Exercise aim ->
Your task is to locate every line holding the string "miliarde" and to copy each of them.

Raw records ->
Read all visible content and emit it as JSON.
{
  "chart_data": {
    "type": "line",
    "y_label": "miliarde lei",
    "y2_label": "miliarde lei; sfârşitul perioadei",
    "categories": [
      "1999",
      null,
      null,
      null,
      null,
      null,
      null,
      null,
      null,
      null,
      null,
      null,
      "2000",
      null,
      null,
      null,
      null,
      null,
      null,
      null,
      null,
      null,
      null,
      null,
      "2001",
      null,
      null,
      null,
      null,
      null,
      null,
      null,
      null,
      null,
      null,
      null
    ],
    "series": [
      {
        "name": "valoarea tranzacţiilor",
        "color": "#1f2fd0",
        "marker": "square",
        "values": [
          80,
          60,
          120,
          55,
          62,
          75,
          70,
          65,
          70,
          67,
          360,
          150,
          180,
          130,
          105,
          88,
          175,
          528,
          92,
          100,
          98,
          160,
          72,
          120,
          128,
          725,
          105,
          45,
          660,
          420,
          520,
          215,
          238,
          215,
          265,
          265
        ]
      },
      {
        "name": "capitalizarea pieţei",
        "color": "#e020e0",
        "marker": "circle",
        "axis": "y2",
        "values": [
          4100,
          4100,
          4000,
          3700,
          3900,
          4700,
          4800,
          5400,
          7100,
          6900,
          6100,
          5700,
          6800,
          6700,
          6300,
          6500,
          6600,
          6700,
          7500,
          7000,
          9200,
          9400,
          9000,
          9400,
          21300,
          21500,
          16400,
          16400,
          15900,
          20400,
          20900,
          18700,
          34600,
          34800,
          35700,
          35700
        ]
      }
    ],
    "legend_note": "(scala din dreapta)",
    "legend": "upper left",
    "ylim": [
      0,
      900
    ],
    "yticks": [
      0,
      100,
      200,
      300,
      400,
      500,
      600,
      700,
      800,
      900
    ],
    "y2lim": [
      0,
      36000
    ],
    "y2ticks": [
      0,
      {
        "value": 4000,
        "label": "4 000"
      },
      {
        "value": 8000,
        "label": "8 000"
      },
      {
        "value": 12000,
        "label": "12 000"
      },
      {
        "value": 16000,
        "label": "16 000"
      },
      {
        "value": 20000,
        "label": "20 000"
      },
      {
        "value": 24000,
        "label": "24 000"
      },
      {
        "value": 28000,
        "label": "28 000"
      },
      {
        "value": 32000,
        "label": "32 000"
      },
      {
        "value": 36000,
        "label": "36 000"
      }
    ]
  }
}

---

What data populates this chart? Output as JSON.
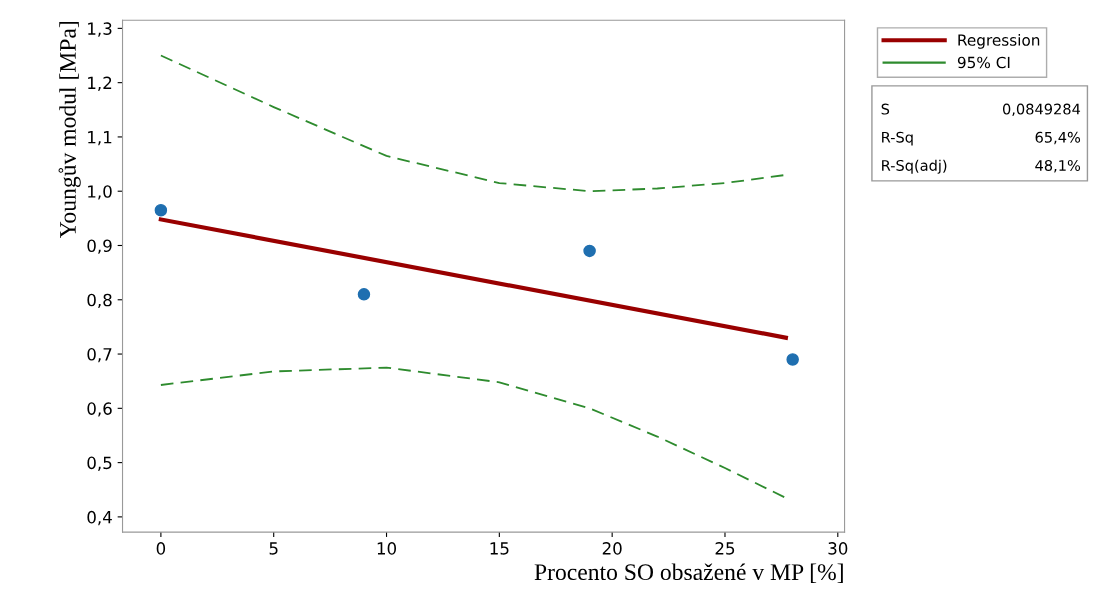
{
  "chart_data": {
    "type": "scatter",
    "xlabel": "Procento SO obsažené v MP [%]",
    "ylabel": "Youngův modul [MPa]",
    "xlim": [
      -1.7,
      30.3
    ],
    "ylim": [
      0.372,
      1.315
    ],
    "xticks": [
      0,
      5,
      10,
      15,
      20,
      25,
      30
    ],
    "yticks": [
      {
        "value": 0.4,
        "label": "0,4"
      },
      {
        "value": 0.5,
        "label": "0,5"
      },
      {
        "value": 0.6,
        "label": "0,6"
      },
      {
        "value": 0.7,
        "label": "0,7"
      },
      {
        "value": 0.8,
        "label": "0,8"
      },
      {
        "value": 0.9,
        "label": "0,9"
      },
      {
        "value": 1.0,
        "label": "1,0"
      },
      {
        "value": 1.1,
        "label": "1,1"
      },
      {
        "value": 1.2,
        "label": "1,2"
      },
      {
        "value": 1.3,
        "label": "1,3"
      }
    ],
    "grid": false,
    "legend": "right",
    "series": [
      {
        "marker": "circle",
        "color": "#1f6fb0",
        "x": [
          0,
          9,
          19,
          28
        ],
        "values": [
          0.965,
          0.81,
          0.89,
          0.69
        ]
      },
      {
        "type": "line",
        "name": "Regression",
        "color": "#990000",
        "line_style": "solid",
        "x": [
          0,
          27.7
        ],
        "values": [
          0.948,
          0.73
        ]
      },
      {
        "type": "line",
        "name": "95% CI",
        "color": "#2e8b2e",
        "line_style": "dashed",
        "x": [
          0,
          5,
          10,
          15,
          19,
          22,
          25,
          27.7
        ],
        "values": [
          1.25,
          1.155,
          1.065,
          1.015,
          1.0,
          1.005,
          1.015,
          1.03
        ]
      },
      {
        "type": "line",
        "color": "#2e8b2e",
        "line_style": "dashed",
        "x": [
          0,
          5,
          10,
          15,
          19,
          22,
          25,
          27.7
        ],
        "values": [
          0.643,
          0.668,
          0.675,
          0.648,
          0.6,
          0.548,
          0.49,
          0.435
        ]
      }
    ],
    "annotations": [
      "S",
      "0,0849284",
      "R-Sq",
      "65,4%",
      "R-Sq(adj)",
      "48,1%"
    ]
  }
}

The reply ->
    "y_label": "miliarde lei",
    "y2_label": "miliarde lei; sfârşitul perioadei",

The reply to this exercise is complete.